Directions ▸ Gather every line that includes the word "signal", please.

** Begin Dataset records **

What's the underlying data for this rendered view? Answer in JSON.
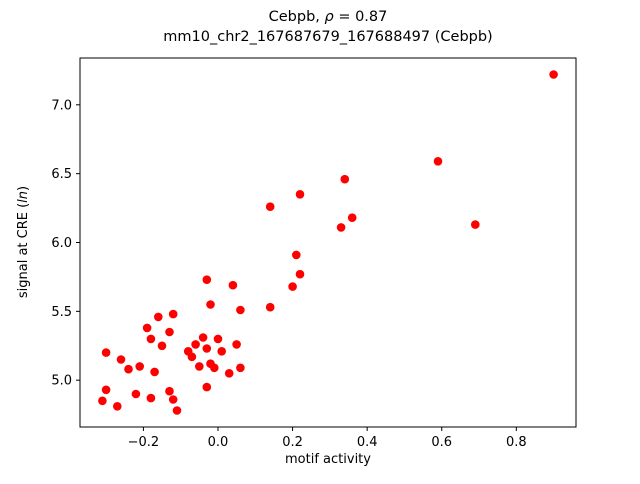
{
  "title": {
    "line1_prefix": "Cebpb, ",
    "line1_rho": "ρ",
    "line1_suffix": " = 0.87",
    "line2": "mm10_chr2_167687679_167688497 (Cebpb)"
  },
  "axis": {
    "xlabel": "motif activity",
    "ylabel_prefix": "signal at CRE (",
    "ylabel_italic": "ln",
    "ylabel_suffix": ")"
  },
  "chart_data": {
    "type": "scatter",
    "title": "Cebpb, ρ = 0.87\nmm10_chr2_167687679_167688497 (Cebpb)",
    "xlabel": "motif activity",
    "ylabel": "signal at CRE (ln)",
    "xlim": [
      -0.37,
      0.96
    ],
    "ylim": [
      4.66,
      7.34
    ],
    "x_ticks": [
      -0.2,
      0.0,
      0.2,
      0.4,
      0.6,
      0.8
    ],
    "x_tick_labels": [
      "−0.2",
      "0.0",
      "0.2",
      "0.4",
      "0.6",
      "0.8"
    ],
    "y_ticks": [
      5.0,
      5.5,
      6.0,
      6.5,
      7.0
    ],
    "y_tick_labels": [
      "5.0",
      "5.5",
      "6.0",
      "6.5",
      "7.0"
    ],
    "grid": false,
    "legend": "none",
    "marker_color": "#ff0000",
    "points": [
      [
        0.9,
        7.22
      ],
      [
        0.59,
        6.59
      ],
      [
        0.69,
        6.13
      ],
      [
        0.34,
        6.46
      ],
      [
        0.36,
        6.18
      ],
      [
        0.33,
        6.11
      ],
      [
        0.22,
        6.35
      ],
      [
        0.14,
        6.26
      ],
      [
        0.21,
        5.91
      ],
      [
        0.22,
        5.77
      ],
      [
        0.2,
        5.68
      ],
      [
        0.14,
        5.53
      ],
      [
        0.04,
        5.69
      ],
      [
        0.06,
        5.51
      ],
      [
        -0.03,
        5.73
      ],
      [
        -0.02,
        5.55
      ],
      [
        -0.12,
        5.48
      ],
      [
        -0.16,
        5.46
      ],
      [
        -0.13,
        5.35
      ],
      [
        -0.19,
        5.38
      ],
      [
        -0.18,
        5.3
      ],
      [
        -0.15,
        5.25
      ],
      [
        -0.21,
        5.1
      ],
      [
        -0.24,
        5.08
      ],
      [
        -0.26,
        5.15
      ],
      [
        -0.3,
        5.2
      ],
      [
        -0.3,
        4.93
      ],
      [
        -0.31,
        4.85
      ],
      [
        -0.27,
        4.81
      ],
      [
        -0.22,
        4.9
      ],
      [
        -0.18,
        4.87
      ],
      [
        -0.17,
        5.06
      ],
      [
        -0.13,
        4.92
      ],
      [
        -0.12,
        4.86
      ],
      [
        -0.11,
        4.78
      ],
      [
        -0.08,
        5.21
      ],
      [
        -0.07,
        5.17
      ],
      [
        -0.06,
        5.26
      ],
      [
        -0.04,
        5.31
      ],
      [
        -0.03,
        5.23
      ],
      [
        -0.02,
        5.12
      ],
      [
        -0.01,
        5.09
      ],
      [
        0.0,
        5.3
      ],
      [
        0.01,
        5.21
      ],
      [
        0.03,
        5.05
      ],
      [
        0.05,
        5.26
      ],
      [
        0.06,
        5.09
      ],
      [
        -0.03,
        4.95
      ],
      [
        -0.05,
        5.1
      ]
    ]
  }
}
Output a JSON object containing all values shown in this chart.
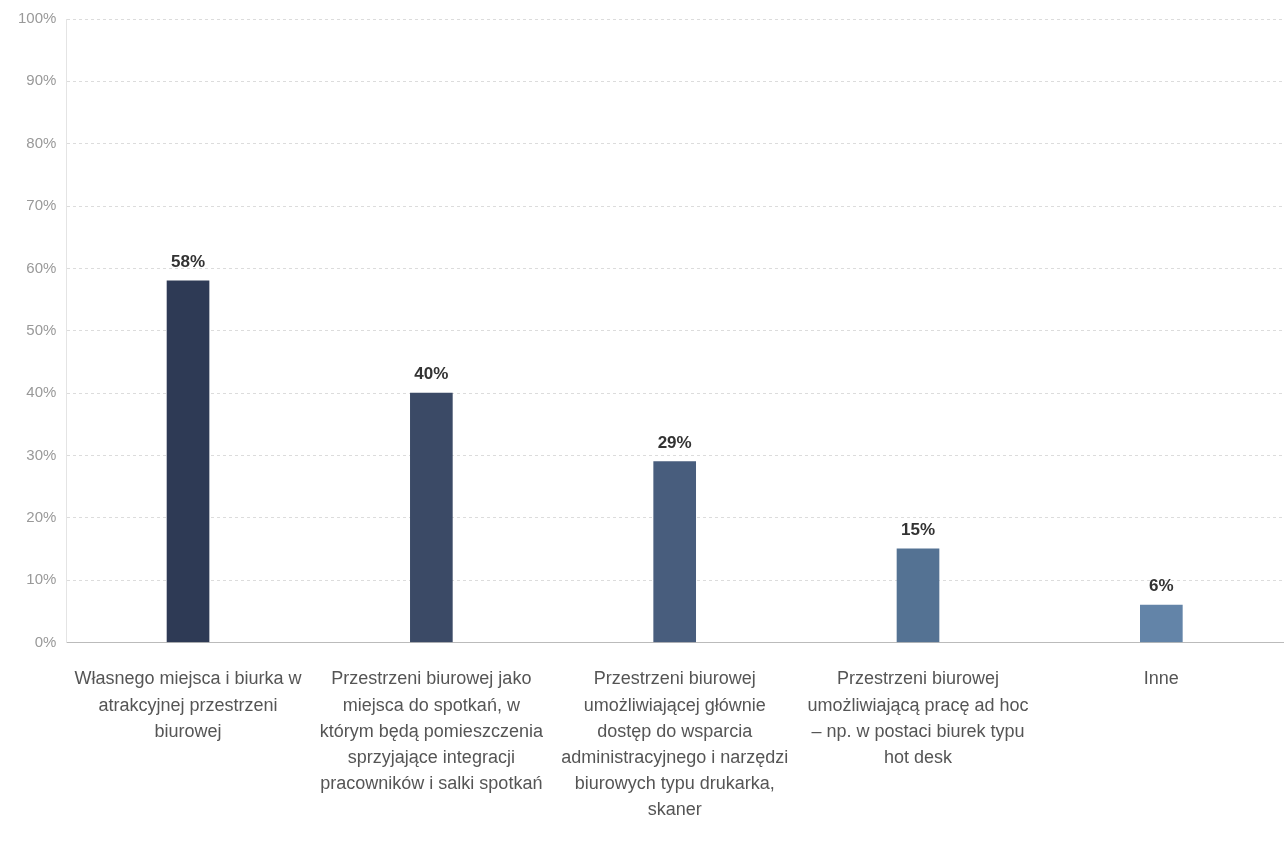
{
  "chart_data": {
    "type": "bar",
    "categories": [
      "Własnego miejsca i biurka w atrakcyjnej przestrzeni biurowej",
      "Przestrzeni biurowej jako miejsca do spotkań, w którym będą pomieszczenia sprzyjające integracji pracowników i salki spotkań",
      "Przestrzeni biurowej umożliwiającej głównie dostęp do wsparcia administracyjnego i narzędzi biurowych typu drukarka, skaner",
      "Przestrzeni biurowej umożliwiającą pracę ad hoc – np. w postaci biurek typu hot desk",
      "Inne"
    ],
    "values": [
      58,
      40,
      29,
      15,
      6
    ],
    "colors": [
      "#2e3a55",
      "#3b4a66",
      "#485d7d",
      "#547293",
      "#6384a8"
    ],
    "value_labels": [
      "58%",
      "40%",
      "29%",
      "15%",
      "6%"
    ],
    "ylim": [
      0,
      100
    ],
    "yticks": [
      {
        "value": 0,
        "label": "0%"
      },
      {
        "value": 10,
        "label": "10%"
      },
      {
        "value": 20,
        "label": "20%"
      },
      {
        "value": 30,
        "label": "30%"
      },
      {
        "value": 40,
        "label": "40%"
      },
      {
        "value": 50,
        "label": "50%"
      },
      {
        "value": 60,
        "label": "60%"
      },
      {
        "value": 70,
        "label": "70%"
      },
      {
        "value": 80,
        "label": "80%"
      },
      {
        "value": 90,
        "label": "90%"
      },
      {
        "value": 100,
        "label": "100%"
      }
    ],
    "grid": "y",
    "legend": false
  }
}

** End Dataset records **
** Begin Dataset records **

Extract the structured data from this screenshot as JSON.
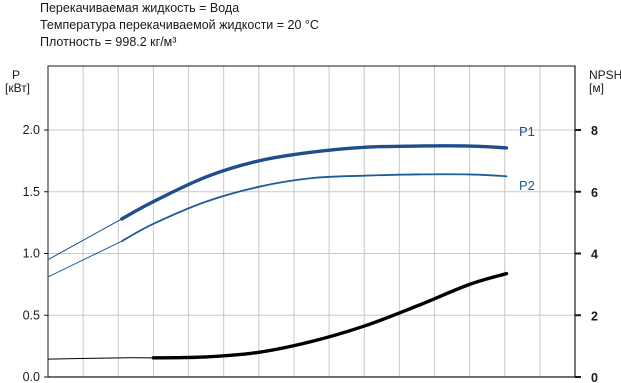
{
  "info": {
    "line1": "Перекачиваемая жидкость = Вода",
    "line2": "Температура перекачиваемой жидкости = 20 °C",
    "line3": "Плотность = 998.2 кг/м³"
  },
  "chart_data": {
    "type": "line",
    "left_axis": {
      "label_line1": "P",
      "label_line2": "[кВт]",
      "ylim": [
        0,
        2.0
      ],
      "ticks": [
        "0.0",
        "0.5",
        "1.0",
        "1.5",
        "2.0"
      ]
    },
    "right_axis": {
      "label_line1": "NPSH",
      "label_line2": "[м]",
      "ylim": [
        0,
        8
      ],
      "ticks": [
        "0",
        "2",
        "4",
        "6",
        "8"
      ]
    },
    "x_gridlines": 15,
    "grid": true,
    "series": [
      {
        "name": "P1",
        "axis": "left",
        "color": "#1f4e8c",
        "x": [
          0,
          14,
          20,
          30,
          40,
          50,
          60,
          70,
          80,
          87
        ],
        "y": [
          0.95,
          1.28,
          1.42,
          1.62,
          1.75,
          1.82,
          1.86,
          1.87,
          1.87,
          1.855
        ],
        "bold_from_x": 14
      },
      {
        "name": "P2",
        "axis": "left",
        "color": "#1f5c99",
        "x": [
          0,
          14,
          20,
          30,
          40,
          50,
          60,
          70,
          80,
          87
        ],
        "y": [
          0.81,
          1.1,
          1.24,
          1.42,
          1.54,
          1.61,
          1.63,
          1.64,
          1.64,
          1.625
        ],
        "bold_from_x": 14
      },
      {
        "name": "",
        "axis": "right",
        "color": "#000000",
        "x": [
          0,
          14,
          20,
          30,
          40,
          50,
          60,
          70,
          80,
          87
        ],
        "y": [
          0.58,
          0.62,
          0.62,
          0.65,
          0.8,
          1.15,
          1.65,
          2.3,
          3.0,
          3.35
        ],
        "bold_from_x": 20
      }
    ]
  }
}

** End Dataset records **

Solution for this task ▸
    "ylabel_prefix": "signal at CRE (",
    "ylabel": "signal at CRE (ln)",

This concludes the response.